**TEXT:**

Overview
- Native name: 전남선 (全南線)
- Status: Merged (see text)
- Owner: Chōsen Southern Railway (1922–1923) Chōsen Railway (1923–1945)
- Locale: South Jeolla
- Termini: Jeonnam Gwangju; Damyang;
- Stations: 14

Service
- Type: Heavy rail, Regional rail Passenger/Freight
- Operator(s): Chōsen Southern Railway; Chōsen Railway

History
- Opened: 1 July 1922

Technical
- Line length: 35.5 km (22.1 mi)
- Number of tracks: Single track
- Track gauge: 1,435 mm (4 ft 8+1⁄2 in) standard gauge

= Jeonnam Line =

Railway line in colonial Korea

The Jeonnam Line (全南線, Zen'nan-sen) was a railway line of the Chōsen Railway (Chōtetsu) of colonial-era Korea, located in South Jeolla Province.

**WRITTEN PROBLEM 1:** Quote the Jeonnam Line article between "- Owner: Chōsen" and "km (22.1 mi)", inclusive.
**WRITTEN PROBLEM 2:** When did the Jeonnam Line open, according to the Jeonnam Line article?

**RAW RECORDS:**

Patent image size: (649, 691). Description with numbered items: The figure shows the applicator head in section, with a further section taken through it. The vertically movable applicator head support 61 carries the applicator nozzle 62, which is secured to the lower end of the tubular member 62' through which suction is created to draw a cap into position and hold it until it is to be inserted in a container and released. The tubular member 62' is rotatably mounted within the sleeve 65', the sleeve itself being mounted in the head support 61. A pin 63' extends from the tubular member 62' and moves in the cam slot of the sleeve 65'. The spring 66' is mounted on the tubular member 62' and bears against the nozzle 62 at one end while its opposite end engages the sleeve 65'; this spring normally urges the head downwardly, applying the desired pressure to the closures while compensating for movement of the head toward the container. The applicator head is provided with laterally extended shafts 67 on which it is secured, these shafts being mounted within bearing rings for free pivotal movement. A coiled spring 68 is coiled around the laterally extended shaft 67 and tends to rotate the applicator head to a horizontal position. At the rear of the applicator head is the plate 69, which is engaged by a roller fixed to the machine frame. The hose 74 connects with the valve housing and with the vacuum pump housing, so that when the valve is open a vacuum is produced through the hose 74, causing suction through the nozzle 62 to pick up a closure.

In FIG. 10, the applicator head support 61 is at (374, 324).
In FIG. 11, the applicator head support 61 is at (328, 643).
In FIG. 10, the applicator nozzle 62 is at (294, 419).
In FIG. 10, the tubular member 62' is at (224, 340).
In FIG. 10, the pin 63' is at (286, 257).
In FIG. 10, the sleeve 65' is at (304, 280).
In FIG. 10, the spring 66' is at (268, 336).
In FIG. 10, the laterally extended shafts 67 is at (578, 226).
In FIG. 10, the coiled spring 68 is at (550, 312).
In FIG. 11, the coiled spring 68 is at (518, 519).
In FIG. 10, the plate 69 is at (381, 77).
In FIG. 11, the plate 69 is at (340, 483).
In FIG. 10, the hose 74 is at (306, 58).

**EXPECTED OUTPUT 1:**
- Owner: Chōsen Southern Railway (1922–1923) Chōsen Railway (1923–1945)
- Locale: South Jeolla
- Termini: Jeonnam Gwangju; Damyang;
- Stations: 14

Service
- Type: Heavy rail, Regional rail Passenger/Freight
- Operator(s): Chōsen Southern Railway; Chōsen Railway

History
- Opened: 1 July 1922

Technical
- Line length: 35.5 km (22.1 mi)

**EXPECTED OUTPUT 2:** 1 July 1922